■ EXERCISE OBJECTIVE ■
Write out every line of the material as it stands, apart from the pictures.

■ DATA SHOWN ■
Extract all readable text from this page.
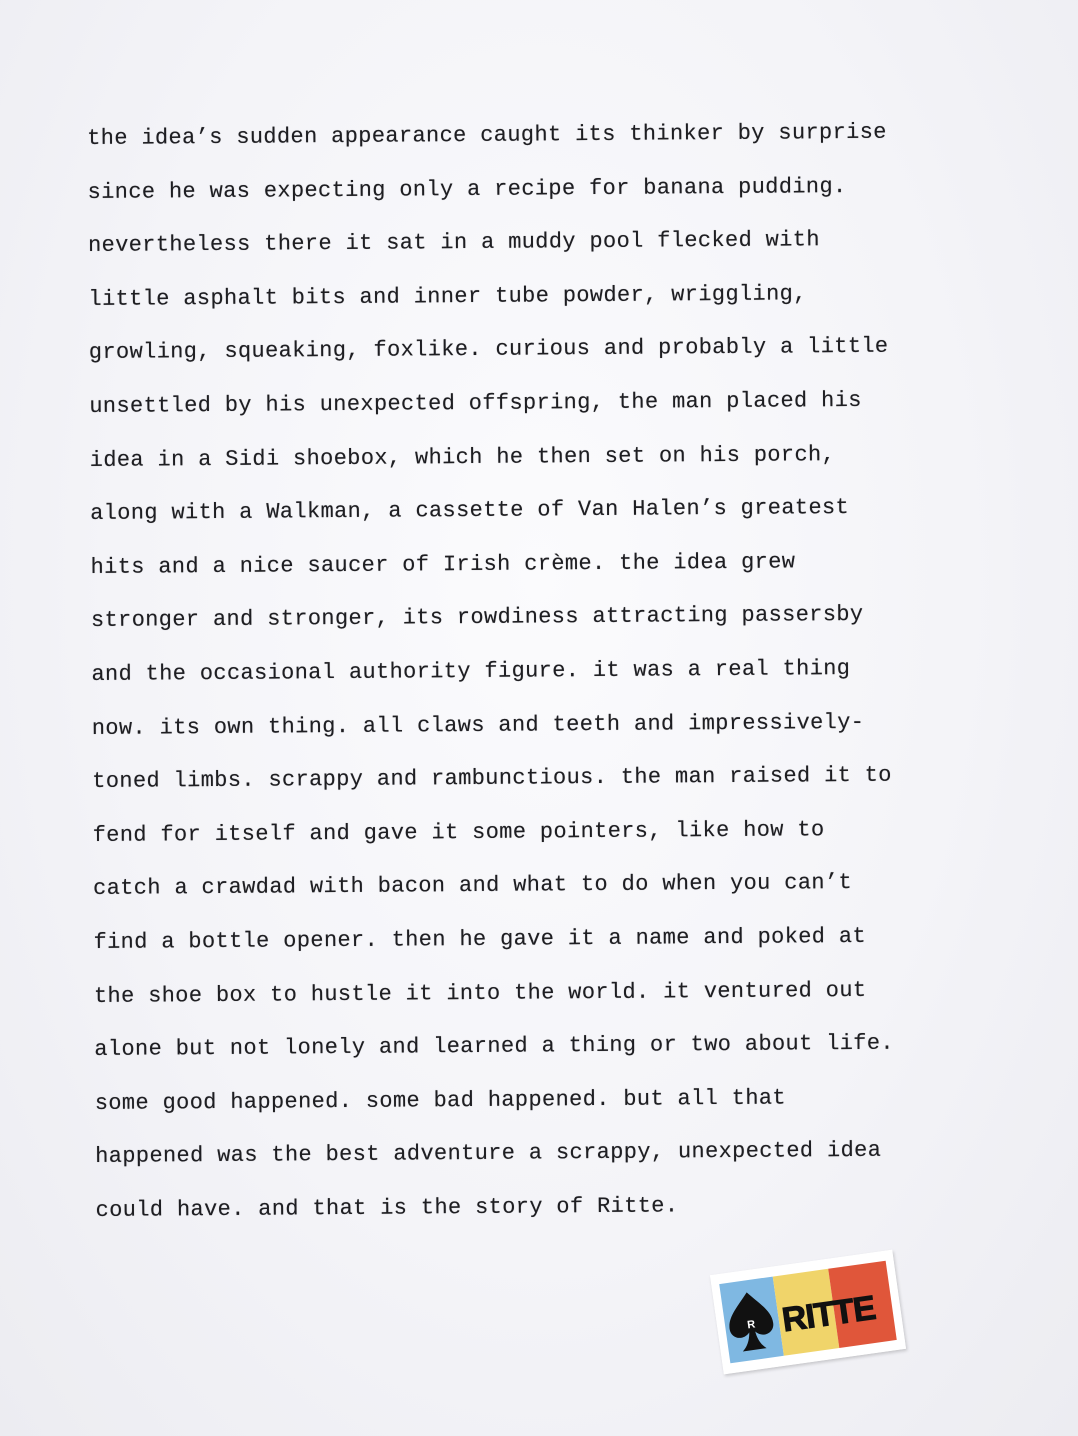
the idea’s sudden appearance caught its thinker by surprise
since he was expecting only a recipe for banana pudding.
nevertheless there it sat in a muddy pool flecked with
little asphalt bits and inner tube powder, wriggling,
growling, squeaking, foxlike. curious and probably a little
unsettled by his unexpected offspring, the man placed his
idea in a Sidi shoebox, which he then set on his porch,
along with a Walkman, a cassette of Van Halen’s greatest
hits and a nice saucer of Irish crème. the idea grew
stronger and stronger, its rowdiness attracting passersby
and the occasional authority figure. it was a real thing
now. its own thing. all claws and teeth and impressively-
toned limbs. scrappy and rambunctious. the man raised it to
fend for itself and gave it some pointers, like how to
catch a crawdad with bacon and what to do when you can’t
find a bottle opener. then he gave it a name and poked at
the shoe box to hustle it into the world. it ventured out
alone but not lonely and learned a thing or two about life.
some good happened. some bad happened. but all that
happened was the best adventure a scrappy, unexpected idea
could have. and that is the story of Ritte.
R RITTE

■ THE COMPLETED TASK ■
Extract all readable text from this page.
the idea’s sudden appearance caught its thinker by surprise
since he was expecting only a recipe for banana pudding.
nevertheless there it sat in a muddy pool flecked with
little asphalt bits and inner tube powder, wriggling,
growling, squeaking, foxlike. curious and probably a little
unsettled by his unexpected offspring, the man placed his
idea in a Sidi shoebox, which he then set on his porch,
along with a Walkman, a cassette of Van Halen’s greatest
hits and a nice saucer of Irish crème. the idea grew
stronger and stronger, its rowdiness attracting passersby
and the occasional authority figure. it was a real thing
now. its own thing. all claws and teeth and impressively-
toned limbs. scrappy and rambunctious. the man raised it to
fend for itself and gave it some pointers, like how to
catch a crawdad with bacon and what to do when you can’t
find a bottle opener. then he gave it a name and poked at
the shoe box to hustle it into the world. it ventured out
alone but not lonely and learned a thing or two about life.
some good happened. some bad happened. but all that
happened was the best adventure a scrappy, unexpected idea
could have. and that is the story of Ritte.
R RITTE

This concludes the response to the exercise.